WHAT TO WORK ON: Where a line in the listing contains the string "true", copy that line out.

[Dataset items]
.....
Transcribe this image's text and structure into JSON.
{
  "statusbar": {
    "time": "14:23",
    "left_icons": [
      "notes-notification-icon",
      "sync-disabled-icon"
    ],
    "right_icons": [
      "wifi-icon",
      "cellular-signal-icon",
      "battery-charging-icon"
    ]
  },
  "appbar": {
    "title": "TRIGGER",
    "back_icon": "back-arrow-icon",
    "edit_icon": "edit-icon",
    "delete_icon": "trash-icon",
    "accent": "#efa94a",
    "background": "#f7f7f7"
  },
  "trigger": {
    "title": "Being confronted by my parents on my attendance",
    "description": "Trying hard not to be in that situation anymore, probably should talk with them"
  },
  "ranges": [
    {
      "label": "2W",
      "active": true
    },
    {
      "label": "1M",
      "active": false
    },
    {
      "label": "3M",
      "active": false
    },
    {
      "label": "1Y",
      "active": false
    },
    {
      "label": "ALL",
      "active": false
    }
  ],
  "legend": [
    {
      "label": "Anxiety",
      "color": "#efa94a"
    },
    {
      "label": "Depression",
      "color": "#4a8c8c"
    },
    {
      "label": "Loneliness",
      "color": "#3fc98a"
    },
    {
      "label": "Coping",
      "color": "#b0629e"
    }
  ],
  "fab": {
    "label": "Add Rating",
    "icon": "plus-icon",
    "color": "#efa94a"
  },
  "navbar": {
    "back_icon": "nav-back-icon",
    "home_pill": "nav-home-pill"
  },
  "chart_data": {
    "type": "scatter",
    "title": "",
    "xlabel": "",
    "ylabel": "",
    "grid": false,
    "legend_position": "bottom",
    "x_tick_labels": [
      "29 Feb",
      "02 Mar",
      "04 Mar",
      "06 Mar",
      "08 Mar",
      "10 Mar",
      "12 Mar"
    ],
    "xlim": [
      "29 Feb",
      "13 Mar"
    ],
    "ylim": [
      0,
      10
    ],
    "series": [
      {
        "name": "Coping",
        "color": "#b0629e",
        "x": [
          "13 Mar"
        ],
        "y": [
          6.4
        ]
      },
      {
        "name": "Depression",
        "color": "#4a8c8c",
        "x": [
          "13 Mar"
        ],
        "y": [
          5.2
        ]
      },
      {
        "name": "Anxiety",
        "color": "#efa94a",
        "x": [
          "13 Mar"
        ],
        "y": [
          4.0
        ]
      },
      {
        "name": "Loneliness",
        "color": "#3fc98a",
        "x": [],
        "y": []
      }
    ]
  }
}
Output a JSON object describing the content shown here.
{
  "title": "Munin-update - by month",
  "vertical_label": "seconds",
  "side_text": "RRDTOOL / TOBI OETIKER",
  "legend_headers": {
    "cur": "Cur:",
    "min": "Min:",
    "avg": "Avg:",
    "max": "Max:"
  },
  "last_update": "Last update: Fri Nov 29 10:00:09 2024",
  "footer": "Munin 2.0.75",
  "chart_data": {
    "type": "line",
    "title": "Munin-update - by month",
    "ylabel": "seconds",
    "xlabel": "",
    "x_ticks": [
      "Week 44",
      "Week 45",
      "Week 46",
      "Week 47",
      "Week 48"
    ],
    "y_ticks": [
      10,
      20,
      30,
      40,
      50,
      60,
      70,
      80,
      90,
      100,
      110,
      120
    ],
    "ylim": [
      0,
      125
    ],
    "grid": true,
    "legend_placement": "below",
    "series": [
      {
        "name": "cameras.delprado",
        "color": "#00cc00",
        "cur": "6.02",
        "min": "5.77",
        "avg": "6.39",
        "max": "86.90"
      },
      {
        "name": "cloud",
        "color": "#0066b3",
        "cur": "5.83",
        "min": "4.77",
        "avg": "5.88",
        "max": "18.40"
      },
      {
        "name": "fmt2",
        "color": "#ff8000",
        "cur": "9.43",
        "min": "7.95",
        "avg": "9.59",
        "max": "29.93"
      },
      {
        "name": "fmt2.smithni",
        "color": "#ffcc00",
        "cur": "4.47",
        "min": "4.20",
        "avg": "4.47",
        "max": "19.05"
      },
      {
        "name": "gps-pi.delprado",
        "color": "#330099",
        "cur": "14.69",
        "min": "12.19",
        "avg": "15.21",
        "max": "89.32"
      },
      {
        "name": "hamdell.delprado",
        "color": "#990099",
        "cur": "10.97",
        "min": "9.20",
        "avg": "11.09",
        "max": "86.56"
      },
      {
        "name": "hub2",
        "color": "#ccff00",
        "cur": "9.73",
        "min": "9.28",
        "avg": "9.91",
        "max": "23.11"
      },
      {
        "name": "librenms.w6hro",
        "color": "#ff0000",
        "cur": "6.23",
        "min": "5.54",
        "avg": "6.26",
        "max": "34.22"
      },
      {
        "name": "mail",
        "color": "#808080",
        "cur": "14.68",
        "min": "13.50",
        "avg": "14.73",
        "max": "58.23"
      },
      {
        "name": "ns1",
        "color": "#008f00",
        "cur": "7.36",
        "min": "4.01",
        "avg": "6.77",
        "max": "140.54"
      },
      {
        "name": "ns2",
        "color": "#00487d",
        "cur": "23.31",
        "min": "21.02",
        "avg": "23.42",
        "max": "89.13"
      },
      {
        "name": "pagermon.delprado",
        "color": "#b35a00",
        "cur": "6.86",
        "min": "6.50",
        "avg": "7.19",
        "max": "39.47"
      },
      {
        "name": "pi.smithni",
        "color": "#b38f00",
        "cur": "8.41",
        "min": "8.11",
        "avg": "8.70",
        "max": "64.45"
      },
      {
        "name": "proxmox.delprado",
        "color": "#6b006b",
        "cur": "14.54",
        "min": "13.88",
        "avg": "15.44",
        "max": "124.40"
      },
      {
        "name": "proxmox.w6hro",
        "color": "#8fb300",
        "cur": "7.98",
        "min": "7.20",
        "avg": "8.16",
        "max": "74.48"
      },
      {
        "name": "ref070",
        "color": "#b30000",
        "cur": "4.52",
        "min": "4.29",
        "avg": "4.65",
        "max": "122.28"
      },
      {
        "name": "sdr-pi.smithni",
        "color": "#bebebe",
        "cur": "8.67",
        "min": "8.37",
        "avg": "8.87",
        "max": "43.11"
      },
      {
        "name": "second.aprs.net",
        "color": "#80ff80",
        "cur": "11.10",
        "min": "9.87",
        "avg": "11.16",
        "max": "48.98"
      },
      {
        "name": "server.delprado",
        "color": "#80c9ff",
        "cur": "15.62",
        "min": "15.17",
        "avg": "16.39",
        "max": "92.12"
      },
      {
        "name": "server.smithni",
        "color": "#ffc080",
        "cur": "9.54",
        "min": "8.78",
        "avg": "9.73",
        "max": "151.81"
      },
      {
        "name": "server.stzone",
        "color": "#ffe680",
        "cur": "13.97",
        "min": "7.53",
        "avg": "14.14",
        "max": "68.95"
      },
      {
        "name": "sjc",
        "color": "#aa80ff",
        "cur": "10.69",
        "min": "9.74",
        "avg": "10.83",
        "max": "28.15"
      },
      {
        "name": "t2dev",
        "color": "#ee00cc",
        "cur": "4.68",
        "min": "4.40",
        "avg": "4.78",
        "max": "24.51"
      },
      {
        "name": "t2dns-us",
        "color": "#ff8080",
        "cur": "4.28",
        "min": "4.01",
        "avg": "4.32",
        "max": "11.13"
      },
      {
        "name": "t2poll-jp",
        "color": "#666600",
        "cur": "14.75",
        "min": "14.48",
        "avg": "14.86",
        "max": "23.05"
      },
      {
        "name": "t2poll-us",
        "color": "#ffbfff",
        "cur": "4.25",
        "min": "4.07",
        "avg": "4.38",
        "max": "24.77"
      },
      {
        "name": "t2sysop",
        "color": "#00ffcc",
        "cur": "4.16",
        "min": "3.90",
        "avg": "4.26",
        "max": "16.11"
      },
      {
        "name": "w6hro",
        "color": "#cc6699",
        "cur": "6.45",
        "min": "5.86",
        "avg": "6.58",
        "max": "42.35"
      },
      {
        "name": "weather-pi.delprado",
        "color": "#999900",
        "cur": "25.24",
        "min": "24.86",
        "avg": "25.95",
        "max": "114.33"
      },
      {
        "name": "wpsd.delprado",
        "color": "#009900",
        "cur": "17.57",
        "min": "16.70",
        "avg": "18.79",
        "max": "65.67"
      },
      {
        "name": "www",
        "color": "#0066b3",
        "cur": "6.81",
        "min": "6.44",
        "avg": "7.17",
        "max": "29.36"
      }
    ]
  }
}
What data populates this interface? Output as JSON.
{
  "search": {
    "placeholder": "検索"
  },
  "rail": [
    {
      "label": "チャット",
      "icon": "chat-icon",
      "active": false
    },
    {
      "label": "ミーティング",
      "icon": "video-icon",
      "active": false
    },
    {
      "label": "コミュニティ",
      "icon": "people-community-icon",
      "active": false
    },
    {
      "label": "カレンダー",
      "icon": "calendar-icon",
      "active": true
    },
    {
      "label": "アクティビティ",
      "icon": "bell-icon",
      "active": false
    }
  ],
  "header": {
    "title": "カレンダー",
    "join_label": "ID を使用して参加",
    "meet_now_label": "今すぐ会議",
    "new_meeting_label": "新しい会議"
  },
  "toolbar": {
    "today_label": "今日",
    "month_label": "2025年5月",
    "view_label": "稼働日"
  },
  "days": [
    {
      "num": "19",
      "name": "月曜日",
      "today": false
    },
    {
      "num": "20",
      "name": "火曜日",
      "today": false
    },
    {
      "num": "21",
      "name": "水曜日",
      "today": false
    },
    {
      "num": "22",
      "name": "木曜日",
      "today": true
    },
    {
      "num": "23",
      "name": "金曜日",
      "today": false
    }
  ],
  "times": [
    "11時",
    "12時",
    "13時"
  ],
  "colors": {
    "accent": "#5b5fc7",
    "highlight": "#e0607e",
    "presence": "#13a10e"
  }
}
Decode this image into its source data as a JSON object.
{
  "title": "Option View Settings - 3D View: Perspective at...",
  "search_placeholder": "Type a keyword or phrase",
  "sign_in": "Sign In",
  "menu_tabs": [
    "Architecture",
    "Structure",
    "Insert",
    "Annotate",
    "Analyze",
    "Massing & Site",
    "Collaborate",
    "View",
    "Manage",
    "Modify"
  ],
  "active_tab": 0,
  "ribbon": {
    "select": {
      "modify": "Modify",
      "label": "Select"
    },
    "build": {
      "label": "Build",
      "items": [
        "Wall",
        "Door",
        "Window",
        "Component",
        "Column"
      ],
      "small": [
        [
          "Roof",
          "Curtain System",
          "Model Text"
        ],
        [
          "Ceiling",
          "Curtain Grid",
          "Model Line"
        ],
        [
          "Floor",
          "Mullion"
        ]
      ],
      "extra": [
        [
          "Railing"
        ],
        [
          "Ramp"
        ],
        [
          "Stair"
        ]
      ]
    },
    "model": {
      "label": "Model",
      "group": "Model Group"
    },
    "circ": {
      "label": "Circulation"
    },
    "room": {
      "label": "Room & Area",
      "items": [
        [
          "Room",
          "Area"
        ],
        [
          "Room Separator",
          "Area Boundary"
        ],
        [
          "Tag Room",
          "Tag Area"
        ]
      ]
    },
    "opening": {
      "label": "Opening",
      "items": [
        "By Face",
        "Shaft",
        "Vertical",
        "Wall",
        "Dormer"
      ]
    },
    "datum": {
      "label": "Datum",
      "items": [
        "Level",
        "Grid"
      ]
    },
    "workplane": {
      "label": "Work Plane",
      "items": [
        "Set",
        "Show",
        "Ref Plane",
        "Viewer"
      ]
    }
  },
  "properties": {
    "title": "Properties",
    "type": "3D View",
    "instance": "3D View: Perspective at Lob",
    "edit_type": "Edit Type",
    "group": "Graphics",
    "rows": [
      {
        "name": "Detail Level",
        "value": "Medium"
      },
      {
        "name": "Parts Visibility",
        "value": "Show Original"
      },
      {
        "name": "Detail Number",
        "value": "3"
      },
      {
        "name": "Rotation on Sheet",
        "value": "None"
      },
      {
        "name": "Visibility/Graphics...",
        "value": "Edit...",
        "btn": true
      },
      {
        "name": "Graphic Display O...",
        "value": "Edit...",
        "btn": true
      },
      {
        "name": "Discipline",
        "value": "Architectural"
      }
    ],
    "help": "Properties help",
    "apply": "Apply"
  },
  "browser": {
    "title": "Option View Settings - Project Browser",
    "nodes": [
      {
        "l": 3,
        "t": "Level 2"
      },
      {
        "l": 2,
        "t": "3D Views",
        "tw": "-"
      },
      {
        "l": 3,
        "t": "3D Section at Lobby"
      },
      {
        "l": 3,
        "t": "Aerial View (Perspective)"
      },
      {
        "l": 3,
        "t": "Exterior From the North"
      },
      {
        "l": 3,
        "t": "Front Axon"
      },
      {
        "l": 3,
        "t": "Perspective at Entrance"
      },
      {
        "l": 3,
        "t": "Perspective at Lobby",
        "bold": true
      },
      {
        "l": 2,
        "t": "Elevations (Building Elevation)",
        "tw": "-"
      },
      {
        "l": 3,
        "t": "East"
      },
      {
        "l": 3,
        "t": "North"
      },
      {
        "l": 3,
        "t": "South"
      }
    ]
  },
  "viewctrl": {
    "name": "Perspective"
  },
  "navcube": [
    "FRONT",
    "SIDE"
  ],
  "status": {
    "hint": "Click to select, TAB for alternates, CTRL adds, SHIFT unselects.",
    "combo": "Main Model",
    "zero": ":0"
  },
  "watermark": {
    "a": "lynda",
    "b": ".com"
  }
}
.....
ANSWER:
      "active": true
    "grid": true,
      "active": true
      "today": true
        "btn": true
        "btn": true
        "bold": true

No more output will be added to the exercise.